The Department of Administrative Services was an Australian government department that existed between July 1987 and March 1993. It was the third so-named Commonwealth department.

History
The department was created in July 1987 after the abolishment of several departments and was known as a 'super ministry.'

Scope
Information about the department's functions and/or government funding allocation could be found in the Administrative Arrangements Orders, the annual Portfolio Budget Statements and in the department's annual reports.

According to the Administrative Arrangements Order (AAO) made on 24 July 1987, the department dealt with:
Acquisition, leasing, management and disposal of land and property in Australia and overseas 
Transport and storage services 
Co-ordination of purchasing policy and civil Purchasing 
Disposal of goods 
Provision of accommodation and catering 
Protective services at Commonwealth establishments 
Analytical laboratory services 
Meteorology Ionospheric prediction 
National Archives 
Valuation services 
Geodesy, mapping and surveying services 
Planning, execution and maintenance of Commonwealth Government works 
Design and maintenance of Government furniture, furnishings and fittings 
Information co-ordination and services within Australia, including printing, publishing and advertising 
Electoral matters 
Australian honours and symbols policy 
Provision of facilities for members of Parliament other than in Parliament House 
Administrative support for Royal Commissions and certain Committees of Inquiry.

■ **Request A**
Condense the paragraph of the article on the Department of Administrative Services that begins "The Department of Administrative Services was" into a single shorter sentence that keeps its main facts.

■ **Raw records**
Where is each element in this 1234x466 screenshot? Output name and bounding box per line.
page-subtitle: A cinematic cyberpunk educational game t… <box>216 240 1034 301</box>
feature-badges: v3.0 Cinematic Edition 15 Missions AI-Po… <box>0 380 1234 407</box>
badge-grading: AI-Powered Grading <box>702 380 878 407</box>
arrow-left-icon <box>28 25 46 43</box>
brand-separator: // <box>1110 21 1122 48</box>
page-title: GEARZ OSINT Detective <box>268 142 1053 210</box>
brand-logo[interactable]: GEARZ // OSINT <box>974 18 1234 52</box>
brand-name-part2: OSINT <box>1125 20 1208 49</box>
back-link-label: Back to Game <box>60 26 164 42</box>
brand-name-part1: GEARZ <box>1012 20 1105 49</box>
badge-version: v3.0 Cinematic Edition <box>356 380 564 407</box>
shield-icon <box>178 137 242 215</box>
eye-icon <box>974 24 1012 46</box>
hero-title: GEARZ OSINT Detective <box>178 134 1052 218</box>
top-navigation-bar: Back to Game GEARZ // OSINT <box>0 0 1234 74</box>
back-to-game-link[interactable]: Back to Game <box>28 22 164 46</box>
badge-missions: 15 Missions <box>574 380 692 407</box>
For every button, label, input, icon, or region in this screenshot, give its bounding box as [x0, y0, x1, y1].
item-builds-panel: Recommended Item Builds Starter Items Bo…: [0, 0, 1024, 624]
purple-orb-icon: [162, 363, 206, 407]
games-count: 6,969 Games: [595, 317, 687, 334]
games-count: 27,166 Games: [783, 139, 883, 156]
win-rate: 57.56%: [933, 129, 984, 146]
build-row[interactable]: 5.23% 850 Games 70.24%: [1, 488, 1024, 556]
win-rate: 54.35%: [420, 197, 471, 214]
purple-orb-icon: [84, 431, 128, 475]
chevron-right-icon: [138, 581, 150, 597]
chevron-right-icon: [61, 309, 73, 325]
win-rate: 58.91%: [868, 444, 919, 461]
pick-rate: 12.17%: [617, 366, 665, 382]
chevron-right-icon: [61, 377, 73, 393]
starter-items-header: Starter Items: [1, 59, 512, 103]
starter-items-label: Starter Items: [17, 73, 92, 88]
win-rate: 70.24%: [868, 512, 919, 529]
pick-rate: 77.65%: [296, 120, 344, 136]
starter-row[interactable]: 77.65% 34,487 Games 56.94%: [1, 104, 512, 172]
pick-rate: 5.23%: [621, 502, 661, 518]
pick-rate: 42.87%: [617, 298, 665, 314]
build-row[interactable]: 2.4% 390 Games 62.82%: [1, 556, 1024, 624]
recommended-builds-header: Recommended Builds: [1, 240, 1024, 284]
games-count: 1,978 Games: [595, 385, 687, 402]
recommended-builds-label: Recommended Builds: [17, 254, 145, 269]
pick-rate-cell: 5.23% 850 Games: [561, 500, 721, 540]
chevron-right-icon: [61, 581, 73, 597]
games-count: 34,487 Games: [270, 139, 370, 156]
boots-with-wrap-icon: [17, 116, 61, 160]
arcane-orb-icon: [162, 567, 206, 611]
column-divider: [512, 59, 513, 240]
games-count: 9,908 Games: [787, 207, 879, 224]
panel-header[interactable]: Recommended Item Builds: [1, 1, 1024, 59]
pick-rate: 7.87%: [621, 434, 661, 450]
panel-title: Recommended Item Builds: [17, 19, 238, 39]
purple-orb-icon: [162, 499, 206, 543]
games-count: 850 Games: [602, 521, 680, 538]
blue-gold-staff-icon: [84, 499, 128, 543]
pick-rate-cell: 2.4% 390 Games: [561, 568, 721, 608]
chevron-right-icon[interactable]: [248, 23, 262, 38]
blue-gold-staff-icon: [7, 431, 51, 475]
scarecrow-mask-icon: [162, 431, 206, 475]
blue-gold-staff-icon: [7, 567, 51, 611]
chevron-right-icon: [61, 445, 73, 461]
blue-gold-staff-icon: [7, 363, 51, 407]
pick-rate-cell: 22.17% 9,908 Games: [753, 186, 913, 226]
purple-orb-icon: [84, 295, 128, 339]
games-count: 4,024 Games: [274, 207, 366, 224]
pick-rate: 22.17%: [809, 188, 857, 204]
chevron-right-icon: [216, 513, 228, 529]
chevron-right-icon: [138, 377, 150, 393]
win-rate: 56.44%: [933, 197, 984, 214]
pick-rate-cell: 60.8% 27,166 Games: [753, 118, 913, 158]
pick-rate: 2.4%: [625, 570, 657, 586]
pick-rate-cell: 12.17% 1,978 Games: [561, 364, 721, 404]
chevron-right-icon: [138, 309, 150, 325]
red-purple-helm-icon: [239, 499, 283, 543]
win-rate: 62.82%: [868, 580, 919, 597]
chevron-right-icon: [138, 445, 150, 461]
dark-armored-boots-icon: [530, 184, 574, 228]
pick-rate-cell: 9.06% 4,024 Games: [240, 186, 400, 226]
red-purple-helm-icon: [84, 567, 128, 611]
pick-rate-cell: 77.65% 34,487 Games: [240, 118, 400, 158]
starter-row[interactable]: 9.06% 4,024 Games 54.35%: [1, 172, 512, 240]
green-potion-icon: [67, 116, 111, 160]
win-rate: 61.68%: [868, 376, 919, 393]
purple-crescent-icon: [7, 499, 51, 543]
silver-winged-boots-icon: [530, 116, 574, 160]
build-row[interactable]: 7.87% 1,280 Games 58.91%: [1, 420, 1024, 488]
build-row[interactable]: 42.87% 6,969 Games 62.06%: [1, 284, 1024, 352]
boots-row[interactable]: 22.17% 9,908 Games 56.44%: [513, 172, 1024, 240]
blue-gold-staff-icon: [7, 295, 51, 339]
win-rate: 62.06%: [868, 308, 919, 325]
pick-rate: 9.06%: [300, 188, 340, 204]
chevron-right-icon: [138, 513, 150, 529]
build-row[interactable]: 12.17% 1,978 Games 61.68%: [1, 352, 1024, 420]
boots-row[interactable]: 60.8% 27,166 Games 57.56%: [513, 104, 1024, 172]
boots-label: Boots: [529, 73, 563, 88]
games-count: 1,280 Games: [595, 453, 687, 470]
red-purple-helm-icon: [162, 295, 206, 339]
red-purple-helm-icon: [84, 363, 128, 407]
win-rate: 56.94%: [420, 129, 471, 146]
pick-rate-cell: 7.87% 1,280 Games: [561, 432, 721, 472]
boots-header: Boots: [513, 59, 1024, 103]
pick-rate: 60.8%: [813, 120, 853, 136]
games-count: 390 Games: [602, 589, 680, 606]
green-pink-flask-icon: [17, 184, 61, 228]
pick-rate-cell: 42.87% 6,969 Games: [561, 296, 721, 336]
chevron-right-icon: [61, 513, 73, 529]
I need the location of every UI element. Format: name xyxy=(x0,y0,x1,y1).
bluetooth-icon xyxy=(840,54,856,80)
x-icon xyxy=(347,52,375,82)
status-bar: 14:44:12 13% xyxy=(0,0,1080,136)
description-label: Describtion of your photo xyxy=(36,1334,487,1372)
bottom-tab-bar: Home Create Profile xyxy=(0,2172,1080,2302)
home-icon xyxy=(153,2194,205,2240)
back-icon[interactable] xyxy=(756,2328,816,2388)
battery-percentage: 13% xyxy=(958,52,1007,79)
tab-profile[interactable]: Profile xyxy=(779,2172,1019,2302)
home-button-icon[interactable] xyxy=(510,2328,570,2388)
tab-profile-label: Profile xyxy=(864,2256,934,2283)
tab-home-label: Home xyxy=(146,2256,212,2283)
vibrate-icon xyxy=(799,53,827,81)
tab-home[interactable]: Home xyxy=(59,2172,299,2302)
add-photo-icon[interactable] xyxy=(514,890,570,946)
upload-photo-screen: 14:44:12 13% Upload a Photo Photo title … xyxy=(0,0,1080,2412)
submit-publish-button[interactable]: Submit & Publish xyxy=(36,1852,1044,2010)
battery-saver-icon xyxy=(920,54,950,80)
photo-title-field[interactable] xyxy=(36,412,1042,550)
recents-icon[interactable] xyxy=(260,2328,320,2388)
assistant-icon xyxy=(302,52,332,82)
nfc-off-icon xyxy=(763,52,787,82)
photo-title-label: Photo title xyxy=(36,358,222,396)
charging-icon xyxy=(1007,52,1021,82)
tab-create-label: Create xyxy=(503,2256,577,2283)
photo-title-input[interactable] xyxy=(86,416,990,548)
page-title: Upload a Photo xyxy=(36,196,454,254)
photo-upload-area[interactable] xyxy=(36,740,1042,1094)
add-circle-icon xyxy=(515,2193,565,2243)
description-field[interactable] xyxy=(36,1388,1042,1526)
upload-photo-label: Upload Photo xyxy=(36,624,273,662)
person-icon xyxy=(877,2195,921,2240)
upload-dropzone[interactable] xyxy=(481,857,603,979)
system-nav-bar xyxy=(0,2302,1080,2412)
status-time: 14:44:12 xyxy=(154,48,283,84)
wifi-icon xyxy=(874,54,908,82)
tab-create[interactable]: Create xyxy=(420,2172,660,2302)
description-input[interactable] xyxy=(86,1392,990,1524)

■ **Request B**
Express the records, from their first line through the line containing "pick-rate: 5.23%: [621, 502, 661, 518]", as a numbered list, leaving out any blank lines.

■ **Worked solution A**
The Department of Administrative Services, the third Commonwealth department of that name, was an Australian government department from July 1987 to March 1993.

■ **Worked solution B**
1. Where is each element in this 1234x466 screenshot? Output name and bounding box per line.
2. page-subtitle: A cinematic cyberpunk educational game t… <box>216 240 1034 301</box>
3. feature-badges: v3.0 Cinematic Edition 15 Missions AI-Po… <box>0 380 1234 407</box>
4. badge-grading: AI-Powered Grading <box>702 380 878 407</box>
5. arrow-left-icon <box>28 25 46 43</box>
6. brand-separator: // <box>1110 21 1122 48</box>
7. page-title: GEARZ OSINT Detective <box>268 142 1053 210</box>
8. brand-logo[interactable]: GEARZ // OSINT <box>974 18 1234 52</box>
9. brand-name-part2: OSINT <box>1125 20 1208 49</box>
10. back-link-label: Back to Game <box>60 26 164 42</box>
11. brand-name-part1: GEARZ <box>1012 20 1105 49</box>
12. badge-version: v3.0 Cinematic Edition <box>356 380 564 407</box>
13. shield-icon <box>178 137 242 215</box>
14. eye-icon <box>974 24 1012 46</box>
15. hero-title: GEARZ OSINT Detective <box>178 134 1052 218</box>
16. top-navigation-bar: Back to Game GEARZ // OSINT <box>0 0 1234 74</box>
17. back-to-game-link[interactable]: Back to Game <box>28 22 164 46</box>
18. badge-missions: 15 Missions <box>574 380 692 407</box>
19. For every button, label, input, icon, or region in this screenshot, give its bounding box as [x0, y0, x1, y1].
20. item-builds-panel: Recommended Item Builds Starter Items Bo…: [0, 0, 1024, 624]
21. purple-orb-icon: [162, 363, 206, 407]
22. games-count: 6,969 Games: [595, 317, 687, 334]
23. games-count: 27,166 Games: [783, 139, 883, 156]
24. win-rate: 57.56%: [933, 129, 984, 146]
25. build-row[interactable]: 5.23% 850 Games 70.24%: [1, 488, 1024, 556]
26. win-rate: 54.35%: [420, 197, 471, 214]
27. purple-orb-icon: [84, 431, 128, 475]
28. chevron-right-icon: [138, 581, 150, 597]
29. chevron-right-icon: [61, 309, 73, 325]
30. win-rate: 58.91%: [868, 444, 919, 461]
31. pick-rate: 12.17%: [617, 366, 665, 382]
32. chevron-right-icon: [61, 377, 73, 393]
33. starter-items-header: Starter Items: [1, 59, 512, 103]
34. starter-items-label: Starter Items: [17, 73, 92, 88]
35. win-rate: 70.24%: [868, 512, 919, 529]
36. pick-rate: 77.65%: [296, 120, 344, 136]
37. starter-row[interactable]: 77.65% 34,487 Games 56.94%: [1, 104, 512, 172]
38. pick-rate: 5.23%: [621, 502, 661, 518]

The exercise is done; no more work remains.